_Work to be completed_:
Only the number is wanted: how many lines hold the word "grams"?

──────── Records for this task ────────

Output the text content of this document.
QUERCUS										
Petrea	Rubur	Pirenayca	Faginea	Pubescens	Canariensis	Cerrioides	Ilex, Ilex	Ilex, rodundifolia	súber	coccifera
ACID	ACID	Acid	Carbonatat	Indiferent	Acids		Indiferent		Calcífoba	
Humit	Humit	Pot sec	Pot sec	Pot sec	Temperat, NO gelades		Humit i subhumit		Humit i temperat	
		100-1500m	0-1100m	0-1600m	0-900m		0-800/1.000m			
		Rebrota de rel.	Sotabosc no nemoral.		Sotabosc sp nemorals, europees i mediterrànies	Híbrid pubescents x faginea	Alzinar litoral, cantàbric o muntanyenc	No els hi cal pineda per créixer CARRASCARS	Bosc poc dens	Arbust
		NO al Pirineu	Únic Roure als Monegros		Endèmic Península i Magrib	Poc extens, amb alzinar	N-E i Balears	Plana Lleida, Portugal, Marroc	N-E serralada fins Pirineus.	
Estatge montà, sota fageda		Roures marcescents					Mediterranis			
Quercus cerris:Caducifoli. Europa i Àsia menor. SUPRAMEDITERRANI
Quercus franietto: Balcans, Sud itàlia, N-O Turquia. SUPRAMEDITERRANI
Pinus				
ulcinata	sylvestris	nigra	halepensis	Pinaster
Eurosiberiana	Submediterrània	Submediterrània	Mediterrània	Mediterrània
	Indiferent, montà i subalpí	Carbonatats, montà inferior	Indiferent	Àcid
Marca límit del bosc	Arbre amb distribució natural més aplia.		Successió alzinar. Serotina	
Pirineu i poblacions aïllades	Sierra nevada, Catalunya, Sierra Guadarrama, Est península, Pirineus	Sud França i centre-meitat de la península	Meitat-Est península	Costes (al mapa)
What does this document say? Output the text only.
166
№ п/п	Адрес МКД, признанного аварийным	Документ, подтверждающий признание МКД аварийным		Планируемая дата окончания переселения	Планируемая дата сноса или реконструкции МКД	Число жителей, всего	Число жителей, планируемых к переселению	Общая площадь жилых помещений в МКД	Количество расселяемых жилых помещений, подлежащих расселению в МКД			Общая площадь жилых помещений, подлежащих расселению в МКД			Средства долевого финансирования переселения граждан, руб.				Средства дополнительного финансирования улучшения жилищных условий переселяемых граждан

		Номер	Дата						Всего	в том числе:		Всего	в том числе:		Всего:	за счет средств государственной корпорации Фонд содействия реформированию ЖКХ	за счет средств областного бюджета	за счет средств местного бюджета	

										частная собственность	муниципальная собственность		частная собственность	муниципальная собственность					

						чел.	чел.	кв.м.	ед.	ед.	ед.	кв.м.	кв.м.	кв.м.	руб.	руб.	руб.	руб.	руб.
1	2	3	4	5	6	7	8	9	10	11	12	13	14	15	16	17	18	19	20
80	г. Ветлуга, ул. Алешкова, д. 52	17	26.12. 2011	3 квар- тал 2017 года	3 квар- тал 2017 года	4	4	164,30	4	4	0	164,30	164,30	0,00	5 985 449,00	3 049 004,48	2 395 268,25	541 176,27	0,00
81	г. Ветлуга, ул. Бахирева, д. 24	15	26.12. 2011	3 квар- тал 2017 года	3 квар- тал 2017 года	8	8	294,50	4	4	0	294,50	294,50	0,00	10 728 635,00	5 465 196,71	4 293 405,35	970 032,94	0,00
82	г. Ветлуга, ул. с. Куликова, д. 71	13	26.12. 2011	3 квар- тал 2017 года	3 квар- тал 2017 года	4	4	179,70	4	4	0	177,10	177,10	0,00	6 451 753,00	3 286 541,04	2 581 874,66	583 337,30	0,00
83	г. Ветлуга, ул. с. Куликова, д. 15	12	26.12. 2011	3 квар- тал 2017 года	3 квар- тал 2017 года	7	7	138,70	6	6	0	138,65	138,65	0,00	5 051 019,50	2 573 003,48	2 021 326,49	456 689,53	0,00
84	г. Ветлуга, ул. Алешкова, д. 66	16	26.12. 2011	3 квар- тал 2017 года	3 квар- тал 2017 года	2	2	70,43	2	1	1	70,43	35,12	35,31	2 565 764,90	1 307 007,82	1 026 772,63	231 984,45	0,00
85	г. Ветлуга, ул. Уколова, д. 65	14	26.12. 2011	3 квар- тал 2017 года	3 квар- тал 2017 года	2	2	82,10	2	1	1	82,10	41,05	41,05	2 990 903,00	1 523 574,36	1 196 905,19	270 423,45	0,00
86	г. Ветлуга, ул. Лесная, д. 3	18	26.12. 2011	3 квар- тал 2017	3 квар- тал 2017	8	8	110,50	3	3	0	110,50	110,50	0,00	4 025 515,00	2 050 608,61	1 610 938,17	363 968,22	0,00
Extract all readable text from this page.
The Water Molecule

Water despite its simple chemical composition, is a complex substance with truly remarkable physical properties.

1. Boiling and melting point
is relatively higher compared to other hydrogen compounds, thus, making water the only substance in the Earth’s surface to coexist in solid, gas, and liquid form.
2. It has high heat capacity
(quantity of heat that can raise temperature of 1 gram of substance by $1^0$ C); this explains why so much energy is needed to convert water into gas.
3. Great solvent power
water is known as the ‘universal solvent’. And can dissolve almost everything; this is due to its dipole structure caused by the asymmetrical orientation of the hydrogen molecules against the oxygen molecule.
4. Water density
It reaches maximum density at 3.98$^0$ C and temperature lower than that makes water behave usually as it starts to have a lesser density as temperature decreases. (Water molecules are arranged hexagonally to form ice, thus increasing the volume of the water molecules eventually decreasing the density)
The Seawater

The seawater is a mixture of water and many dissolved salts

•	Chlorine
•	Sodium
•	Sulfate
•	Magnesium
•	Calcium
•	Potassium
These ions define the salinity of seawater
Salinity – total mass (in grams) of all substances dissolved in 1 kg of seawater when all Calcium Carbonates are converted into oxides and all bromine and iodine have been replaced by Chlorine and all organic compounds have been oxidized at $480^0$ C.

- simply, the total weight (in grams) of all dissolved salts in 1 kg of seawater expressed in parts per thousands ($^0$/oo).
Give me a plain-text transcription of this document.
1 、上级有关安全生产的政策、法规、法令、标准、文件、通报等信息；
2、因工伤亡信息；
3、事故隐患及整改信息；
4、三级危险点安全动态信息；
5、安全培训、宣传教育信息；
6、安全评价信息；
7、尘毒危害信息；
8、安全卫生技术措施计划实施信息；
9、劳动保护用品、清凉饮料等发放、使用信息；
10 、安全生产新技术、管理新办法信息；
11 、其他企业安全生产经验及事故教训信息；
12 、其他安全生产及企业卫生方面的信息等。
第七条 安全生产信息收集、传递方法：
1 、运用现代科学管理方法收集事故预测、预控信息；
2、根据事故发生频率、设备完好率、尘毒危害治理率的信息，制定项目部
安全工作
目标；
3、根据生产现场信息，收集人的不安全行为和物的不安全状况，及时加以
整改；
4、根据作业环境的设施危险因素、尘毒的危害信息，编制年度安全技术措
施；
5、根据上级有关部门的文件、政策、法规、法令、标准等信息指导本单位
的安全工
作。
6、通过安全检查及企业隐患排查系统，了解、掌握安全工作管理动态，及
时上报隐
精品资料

────────

_Answer_:
2